• TASK: Find every line below that contains the word "Vérifiez" and copy it out.

## start INPUT MATERIAL

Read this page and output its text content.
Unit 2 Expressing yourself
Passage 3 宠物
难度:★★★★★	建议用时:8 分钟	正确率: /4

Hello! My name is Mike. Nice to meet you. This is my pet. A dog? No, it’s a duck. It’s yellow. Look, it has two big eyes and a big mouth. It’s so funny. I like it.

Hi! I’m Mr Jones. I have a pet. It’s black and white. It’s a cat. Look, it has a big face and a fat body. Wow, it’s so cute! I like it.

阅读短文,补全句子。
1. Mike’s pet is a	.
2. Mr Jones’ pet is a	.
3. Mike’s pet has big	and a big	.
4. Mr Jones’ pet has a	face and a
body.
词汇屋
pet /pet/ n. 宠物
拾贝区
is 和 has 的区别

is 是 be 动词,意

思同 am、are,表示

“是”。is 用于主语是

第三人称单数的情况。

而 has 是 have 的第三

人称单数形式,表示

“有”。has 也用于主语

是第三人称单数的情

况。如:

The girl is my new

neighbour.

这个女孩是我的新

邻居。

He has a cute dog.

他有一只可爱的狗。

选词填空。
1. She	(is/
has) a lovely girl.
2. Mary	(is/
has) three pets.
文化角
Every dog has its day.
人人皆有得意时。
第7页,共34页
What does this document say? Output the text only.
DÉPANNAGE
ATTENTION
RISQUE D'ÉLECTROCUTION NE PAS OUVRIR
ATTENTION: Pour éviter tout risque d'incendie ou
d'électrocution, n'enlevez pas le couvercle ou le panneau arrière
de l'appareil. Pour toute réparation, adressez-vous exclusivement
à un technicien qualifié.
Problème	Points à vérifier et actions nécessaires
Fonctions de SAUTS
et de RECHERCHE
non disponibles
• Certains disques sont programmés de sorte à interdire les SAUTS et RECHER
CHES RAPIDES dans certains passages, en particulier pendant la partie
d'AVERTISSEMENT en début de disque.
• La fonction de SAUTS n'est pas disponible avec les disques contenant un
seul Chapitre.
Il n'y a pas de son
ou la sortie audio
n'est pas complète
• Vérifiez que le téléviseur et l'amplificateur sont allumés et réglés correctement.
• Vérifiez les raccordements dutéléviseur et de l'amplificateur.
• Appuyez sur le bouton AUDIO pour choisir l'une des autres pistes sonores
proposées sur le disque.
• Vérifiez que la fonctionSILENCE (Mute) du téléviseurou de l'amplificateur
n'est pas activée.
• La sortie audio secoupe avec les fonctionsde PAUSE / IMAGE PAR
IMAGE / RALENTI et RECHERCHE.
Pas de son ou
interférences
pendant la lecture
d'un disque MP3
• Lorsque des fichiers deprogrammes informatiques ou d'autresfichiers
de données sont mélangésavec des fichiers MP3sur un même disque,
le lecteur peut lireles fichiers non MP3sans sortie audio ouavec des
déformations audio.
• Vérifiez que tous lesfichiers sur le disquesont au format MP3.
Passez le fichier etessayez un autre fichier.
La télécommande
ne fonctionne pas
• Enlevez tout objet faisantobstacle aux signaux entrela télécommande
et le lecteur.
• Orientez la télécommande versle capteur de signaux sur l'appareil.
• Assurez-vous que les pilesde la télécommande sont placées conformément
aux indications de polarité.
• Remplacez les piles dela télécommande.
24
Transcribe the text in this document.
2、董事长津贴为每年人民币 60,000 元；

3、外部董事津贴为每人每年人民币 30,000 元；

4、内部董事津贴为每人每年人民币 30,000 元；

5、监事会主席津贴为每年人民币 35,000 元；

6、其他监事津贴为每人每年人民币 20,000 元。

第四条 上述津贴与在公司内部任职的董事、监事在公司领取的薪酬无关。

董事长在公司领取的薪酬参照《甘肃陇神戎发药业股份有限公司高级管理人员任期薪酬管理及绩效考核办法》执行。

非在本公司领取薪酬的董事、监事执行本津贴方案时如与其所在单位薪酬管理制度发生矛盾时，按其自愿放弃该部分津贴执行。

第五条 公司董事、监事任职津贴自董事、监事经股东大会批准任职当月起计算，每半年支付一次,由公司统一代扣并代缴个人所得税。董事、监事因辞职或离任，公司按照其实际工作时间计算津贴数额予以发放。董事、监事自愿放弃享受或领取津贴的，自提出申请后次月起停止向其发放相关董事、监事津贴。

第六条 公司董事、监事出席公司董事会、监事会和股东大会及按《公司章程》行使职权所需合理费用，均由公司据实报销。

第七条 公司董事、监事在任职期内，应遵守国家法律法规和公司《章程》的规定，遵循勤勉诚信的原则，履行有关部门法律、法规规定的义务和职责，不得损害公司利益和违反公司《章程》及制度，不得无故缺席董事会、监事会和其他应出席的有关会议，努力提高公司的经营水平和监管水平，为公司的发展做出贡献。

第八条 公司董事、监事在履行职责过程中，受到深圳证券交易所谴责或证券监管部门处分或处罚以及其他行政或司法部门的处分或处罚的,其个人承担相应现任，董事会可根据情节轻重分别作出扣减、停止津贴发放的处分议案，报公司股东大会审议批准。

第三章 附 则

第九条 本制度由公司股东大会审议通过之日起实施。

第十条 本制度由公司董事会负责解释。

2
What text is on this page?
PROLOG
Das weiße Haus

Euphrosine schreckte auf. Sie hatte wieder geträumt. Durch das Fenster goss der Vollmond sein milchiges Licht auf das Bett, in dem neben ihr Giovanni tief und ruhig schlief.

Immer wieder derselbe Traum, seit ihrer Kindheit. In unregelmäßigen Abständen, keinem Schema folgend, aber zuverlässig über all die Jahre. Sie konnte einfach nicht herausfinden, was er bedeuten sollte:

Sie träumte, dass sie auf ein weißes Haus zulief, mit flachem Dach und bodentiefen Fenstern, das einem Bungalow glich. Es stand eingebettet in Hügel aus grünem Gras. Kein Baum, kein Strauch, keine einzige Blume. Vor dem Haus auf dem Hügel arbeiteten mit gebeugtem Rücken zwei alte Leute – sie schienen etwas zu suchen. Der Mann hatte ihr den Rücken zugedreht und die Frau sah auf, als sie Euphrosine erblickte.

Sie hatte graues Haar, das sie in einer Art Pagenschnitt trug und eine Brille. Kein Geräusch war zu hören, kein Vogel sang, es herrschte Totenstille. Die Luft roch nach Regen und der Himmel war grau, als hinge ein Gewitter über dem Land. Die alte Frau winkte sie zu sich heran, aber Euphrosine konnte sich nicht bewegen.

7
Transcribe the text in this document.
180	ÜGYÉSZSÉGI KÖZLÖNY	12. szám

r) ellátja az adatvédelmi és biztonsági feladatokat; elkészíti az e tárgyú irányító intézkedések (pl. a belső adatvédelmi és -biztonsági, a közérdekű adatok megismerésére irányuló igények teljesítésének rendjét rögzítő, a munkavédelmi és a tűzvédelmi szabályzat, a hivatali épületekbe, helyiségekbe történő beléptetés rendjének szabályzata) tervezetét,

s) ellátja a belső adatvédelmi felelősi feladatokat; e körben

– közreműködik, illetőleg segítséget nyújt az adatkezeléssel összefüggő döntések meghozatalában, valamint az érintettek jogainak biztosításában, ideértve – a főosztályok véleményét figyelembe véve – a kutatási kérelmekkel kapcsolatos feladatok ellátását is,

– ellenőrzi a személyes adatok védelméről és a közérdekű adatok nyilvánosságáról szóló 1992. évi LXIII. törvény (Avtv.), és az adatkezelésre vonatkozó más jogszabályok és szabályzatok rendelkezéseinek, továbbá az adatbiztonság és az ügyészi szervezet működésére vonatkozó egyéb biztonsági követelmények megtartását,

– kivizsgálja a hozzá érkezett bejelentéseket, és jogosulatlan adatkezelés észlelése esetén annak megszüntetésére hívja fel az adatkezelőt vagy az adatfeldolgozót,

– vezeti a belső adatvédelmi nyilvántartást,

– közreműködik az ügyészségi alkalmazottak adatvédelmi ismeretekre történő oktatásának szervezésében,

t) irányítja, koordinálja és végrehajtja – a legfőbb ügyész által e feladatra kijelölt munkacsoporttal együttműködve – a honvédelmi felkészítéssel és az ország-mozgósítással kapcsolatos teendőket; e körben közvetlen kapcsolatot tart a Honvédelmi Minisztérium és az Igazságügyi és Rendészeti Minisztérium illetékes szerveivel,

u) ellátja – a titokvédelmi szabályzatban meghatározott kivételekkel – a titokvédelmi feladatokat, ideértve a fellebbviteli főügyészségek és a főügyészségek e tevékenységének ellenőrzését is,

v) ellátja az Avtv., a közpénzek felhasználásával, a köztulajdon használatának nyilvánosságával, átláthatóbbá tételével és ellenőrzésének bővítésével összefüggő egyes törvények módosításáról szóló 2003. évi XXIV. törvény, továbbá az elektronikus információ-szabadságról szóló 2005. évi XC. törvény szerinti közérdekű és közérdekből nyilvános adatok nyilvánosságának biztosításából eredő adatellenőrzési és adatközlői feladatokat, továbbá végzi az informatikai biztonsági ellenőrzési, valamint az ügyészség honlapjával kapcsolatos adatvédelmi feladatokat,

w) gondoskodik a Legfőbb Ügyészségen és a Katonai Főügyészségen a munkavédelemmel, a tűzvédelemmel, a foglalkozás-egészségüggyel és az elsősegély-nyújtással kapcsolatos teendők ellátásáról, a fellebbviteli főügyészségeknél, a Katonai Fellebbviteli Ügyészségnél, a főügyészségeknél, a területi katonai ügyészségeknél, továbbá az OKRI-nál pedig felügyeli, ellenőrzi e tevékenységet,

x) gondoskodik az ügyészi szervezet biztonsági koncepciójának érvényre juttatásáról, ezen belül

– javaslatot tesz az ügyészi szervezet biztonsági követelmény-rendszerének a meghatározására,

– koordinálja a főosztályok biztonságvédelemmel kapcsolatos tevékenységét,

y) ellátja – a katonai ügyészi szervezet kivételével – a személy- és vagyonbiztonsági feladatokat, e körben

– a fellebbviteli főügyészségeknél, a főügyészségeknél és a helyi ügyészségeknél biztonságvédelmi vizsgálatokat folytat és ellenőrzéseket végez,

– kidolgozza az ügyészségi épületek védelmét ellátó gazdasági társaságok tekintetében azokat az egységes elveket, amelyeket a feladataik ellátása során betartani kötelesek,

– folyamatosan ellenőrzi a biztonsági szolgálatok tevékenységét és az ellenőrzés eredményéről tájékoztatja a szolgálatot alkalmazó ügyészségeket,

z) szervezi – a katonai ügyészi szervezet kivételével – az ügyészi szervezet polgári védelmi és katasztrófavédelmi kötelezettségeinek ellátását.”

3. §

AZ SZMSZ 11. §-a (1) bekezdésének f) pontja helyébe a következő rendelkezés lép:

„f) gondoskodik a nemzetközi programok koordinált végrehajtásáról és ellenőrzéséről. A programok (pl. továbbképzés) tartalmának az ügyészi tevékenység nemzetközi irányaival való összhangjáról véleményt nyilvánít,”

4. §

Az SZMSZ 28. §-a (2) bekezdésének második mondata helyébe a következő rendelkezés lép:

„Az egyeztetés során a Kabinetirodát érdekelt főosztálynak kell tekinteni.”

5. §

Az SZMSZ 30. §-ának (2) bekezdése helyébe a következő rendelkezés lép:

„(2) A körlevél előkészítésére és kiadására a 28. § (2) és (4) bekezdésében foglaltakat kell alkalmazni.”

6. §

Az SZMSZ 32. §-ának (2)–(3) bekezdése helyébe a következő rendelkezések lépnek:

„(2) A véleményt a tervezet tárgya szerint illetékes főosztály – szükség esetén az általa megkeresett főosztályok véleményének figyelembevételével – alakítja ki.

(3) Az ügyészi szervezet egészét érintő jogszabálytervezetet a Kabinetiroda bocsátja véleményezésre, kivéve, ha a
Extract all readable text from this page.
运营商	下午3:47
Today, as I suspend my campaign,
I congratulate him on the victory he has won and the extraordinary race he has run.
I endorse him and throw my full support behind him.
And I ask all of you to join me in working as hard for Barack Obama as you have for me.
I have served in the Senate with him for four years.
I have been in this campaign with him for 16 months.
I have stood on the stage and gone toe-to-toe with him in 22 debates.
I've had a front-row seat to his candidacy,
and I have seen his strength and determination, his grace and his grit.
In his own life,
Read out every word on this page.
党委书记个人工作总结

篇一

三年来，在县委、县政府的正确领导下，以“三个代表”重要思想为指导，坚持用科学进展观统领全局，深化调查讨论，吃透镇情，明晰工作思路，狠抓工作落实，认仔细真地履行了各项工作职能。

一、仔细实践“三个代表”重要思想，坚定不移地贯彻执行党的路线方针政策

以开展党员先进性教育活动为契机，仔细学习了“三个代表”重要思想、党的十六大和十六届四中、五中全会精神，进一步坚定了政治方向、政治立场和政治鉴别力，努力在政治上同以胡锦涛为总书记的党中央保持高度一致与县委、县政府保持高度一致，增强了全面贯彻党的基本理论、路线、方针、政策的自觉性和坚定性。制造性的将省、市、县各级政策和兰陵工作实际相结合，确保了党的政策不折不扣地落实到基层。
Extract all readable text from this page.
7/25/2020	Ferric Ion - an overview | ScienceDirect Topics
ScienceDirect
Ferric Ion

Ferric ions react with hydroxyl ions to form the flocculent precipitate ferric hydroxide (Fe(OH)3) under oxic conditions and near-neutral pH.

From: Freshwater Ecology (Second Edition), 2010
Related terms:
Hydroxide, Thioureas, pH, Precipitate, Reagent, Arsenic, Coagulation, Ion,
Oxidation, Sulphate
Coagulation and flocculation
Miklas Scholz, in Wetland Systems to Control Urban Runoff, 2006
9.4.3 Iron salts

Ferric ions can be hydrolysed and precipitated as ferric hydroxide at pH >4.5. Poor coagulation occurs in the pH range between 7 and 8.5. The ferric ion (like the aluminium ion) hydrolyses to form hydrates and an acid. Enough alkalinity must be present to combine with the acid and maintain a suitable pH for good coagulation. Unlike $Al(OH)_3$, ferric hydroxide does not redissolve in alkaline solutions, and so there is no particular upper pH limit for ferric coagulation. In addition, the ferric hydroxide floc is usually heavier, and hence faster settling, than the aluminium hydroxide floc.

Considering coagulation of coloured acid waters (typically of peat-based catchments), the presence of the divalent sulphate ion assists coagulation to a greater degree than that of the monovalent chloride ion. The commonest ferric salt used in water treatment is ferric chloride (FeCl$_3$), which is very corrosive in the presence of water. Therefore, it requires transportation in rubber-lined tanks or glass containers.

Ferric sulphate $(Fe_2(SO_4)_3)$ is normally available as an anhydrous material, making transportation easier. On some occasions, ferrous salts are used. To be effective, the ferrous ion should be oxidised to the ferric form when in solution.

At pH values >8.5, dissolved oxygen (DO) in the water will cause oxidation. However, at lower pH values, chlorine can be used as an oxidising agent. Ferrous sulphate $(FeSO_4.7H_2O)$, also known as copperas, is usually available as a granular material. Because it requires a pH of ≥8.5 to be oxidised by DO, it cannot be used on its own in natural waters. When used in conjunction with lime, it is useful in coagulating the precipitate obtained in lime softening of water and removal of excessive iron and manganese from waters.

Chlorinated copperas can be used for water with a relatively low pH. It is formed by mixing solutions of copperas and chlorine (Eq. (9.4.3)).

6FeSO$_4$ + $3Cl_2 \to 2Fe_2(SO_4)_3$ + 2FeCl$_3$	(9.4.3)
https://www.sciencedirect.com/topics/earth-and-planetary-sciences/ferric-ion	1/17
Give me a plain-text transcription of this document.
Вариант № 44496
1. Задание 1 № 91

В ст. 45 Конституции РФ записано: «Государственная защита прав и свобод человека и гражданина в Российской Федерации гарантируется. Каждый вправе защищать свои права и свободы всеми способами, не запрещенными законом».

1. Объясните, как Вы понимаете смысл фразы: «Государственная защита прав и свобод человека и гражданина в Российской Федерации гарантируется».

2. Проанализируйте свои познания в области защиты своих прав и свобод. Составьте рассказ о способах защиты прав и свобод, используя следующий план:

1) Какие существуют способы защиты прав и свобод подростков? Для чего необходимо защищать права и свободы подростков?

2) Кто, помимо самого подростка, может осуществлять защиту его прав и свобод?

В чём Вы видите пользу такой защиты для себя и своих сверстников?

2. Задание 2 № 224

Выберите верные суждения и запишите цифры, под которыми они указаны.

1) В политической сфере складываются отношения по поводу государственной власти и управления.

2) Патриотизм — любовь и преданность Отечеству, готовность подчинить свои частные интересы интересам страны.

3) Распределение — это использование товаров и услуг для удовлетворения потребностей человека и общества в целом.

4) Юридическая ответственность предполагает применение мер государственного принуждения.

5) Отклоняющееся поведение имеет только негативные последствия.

## end INPUT MATERIAL

• WRITTEN ANSWER:
• Vérifiez que le téléviseur et l'amplificateur sont allumés et réglés correctement.
• Vérifiez les raccordements dutéléviseur et de l'amplificateur.
• Vérifiez que la fonctionSILENCE (Mute) du téléviseurou de l'amplificateur
• Vérifiez que tous lesfichiers sur le disquesont au format MP3.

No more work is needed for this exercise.